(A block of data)
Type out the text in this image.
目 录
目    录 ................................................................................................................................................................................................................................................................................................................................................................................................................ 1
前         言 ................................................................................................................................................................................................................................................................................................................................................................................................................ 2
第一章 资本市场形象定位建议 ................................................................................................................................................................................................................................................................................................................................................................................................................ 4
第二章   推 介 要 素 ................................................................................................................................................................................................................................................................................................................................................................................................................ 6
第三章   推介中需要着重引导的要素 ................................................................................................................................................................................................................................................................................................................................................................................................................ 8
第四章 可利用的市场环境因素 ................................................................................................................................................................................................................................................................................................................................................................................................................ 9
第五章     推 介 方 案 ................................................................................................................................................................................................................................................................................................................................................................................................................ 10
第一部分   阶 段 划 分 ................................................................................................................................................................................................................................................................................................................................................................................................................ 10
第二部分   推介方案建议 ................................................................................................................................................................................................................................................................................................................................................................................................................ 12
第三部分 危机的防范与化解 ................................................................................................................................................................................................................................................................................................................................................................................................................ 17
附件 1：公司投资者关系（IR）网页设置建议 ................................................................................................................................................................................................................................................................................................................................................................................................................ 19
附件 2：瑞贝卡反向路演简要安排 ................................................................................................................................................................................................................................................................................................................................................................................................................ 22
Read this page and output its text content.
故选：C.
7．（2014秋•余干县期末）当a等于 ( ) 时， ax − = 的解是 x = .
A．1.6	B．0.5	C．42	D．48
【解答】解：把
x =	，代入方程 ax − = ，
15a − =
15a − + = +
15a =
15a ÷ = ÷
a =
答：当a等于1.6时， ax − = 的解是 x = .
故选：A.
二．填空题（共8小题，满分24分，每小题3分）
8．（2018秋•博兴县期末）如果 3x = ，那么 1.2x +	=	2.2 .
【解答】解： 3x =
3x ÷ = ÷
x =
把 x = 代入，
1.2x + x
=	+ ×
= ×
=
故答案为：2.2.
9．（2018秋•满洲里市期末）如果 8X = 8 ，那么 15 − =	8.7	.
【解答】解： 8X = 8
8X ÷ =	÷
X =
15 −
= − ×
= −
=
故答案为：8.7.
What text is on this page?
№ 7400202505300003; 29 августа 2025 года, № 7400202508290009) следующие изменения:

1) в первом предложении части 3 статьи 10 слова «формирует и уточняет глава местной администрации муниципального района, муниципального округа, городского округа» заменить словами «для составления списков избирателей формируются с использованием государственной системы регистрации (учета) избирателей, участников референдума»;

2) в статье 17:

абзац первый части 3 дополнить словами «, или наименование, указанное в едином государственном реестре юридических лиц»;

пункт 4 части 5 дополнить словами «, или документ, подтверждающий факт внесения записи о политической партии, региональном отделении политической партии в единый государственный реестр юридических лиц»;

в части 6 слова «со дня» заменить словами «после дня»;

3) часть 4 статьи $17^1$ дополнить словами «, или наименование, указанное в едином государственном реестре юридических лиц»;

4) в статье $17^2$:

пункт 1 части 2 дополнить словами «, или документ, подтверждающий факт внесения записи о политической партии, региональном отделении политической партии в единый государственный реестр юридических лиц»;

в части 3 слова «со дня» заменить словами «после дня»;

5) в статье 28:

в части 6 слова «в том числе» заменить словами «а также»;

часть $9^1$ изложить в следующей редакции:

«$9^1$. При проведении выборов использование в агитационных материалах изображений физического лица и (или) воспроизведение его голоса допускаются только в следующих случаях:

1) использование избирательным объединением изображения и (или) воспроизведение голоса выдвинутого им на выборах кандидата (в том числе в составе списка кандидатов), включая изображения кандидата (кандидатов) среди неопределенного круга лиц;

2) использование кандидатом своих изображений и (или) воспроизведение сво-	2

Given instruction ->
Write out every line of the material again, exactly as it reads.

Exercise answer ->
Type out the text in this image.
目 录
目    录 ................................................................................................................................................................................................................................................................................................................................................................................................................ 1
前         言 ................................................................................................................................................................................................................................................................................................................................................................................................................ 2
第一章 资本市场形象定位建议 ................................................................................................................................................................................................................................................................................................................................................................................................................ 4
第二章   推 介 要 素 ................................................................................................................................................................................................................................................................................................................................................................................................................ 6
第三章   推介中需要着重引导的要素 ................................................................................................................................................................................................................................................................................................................................................................................................................ 8
第四章 可利用的市场环境因素 ................................................................................................................................................................................................................................................................................................................................................................................................................ 9
第五章     推 介 方 案 ................................................................................................................................................................................................................................................................................................................................................................................................................ 10
第一部分   阶 段 划 分 ................................................................................................................................................................................................................................................................................................................................................................................................................ 10
第二部分   推介方案建议 ................................................................................................................................................................................................................................................................................................................................................................................................................ 12
第三部分 危机的防范与化解 ................................................................................................................................................................................................................................................................................................................................................................................................................ 17
附件 1：公司投资者关系（IR）网页设置建议 ................................................................................................................................................................................................................................................................................................................................................................................................................ 19
附件 2：瑞贝卡反向路演简要安排 ................................................................................................................................................................................................................................................................................................................................................................................................................ 22
Read this page and output its text content.
故选：C.
7．（2014秋•余干县期末）当a等于 ( ) 时， ax − = 的解是 x = .
A．1.6	B．0.5	C．42	D．48
【解答】解：把
x =	，代入方程 ax − = ，
15a − =
15a − + = +
15a =
15a ÷ = ÷
a =
答：当a等于1.6时， ax − = 的解是 x = .
故选：A.
二．填空题（共8小题，满分24分，每小题3分）
8．（2018秋•博兴县期末）如果 3x = ，那么 1.2x +	=	2.2 .
【解答】解： 3x =
3x ÷ = ÷
x =
把 x = 代入，
1.2x + x
=	+ ×
= ×
=
故答案为：2.2.
9．（2018秋•满洲里市期末）如果 8X = 8 ，那么 15 − =	8.7	.
【解答】解： 8X = 8
8X ÷ =	÷
X =
15 −
= − ×
= −
=
故答案为：8.7.
What text is on this page?
№ 7400202505300003; 29 августа 2025 года, № 7400202508290009) следующие изменения:

1) в первом предложении части 3 статьи 10 слова «формирует и уточняет глава местной администрации муниципального района, муниципального округа, городского округа» заменить словами «для составления списков избирателей формируются с использованием государственной системы регистрации (учета) избирателей, участников референдума»;

2) в статье 17:

абзац первый части 3 дополнить словами «, или наименование, указанное в едином государственном реестре юридических лиц»;

пункт 4 части 5 дополнить словами «, или документ, подтверждающий факт внесения записи о политической партии, региональном отделении политической партии в единый государственный реестр юридических лиц»;

в части 6 слова «со дня» заменить словами «после дня»;

3) часть 4 статьи $17^1$ дополнить словами «, или наименование, указанное в едином государственном реестре юридических лиц»;

4) в статье $17^2$:

пункт 1 части 2 дополнить словами «, или документ, подтверждающий факт внесения записи о политической партии, региональном отделении политической партии в единый государственный реестр юридических лиц»;

в части 3 слова «со дня» заменить словами «после дня»;

5) в статье 28:

в части 6 слова «в том числе» заменить словами «а также»;

часть $9^1$ изложить в следующей редакции:

«$9^1$. При проведении выборов использование в агитационных материалах изображений физического лица и (или) воспроизведение его голоса допускаются только в следующих случаях:

1) использование избирательным объединением изображения и (или) воспроизведение голоса выдвинутого им на выборах кандидата (в том числе в составе списка кандидатов), включая изображения кандидата (кандидатов) среди неопределенного круга лиц;

2) использование кандидатом своих изображений и (или) воспроизведение сво-	2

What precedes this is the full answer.